Requirement
Give the number of lines in the listing that hold the word "with". Write nothing but that number.

(Data records)
------------------------------------

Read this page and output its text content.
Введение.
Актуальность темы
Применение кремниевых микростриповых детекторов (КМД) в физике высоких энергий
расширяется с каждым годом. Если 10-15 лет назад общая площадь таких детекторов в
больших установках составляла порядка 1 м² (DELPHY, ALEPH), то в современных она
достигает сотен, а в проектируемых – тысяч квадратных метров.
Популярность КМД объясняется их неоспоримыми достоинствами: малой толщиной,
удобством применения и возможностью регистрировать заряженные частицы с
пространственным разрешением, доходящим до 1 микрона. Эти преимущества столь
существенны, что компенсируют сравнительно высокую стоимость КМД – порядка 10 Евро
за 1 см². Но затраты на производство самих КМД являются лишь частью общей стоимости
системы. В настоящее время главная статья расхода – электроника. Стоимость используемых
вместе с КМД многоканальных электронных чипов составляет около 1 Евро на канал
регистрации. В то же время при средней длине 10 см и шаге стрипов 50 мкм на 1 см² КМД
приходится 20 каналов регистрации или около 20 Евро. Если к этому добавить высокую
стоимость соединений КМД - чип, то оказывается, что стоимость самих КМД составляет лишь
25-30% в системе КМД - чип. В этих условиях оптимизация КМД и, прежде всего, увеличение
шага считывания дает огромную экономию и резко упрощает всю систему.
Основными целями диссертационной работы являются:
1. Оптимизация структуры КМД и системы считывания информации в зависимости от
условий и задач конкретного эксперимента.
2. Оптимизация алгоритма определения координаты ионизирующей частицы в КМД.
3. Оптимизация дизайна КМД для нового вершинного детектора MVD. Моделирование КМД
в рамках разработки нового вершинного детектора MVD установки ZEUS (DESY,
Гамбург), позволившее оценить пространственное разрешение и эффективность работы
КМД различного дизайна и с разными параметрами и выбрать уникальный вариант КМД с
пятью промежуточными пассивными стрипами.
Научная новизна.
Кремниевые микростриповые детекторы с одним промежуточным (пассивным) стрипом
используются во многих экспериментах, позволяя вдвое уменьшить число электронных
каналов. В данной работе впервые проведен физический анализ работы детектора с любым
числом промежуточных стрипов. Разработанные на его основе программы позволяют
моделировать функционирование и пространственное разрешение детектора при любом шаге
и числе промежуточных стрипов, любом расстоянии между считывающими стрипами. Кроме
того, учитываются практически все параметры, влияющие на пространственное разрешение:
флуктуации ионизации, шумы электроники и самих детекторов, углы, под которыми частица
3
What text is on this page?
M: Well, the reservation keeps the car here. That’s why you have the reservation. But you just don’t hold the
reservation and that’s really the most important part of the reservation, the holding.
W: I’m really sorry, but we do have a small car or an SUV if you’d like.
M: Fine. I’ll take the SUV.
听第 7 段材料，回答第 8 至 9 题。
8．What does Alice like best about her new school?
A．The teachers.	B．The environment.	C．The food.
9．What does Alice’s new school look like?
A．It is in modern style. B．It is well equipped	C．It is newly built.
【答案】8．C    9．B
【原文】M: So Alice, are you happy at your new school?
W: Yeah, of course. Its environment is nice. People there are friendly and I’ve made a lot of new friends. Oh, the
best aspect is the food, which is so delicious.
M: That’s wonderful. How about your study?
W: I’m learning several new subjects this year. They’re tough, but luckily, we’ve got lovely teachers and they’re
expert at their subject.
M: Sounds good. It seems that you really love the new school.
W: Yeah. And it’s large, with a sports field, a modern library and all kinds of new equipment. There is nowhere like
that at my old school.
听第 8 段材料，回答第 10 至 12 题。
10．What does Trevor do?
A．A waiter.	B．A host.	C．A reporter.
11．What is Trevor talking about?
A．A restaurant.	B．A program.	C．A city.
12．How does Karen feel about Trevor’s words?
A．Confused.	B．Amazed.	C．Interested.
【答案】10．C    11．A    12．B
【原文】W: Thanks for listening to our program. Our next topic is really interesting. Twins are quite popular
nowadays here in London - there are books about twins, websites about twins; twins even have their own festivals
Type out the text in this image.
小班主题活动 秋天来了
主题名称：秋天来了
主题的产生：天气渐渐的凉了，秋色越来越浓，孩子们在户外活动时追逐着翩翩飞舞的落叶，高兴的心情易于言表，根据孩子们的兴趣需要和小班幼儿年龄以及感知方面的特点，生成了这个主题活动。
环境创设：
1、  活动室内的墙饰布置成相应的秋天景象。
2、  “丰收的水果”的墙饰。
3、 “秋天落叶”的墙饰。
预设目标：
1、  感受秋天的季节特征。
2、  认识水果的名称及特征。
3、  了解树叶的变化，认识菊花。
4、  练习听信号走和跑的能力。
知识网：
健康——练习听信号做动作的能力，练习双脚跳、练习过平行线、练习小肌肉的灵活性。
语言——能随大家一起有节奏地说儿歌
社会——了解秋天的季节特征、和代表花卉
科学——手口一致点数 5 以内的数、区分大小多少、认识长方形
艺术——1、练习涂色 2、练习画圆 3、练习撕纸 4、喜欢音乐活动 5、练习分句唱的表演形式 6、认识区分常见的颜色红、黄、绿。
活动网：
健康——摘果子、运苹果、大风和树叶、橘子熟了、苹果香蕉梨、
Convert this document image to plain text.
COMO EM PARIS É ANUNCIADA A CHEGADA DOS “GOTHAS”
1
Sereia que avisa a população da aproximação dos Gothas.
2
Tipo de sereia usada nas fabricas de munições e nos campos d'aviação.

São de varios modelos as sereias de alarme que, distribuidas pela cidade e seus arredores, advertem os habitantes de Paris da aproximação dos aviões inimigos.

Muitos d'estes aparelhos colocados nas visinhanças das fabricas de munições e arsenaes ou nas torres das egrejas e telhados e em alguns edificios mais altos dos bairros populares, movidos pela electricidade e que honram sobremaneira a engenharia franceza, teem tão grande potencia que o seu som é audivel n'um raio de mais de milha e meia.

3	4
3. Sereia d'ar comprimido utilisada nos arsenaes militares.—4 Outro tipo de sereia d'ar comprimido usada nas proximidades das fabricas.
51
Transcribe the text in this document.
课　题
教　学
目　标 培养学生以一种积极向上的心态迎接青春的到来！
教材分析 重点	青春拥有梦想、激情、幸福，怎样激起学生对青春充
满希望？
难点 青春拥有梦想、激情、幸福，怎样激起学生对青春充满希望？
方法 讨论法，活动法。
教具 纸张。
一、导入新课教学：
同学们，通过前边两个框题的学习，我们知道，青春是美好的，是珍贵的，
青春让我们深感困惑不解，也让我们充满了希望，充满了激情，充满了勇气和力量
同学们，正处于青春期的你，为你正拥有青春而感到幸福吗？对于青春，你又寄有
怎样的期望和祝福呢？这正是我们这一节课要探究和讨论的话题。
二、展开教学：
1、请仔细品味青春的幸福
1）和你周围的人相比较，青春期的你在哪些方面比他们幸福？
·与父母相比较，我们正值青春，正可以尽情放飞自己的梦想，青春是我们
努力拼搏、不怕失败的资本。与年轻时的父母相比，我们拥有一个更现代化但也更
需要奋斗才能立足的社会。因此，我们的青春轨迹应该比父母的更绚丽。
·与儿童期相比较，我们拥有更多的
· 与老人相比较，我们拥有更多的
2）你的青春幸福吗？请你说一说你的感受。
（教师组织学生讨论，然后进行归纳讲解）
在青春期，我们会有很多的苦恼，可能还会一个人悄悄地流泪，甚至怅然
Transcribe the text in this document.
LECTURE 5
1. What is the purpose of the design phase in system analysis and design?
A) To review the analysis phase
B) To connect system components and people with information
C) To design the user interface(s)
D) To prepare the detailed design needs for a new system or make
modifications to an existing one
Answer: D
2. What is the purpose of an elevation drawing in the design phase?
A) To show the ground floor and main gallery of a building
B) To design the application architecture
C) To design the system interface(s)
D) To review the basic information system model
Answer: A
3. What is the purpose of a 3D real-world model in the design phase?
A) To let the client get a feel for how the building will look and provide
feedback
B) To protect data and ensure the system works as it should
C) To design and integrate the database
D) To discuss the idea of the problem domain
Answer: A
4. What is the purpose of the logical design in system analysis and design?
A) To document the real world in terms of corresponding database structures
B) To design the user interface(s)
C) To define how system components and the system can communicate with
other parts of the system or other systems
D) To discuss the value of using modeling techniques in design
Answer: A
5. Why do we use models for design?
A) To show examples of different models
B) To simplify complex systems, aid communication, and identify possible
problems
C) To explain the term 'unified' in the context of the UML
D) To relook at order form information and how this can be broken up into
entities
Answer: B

------------------------------------

Solution to this exercise
3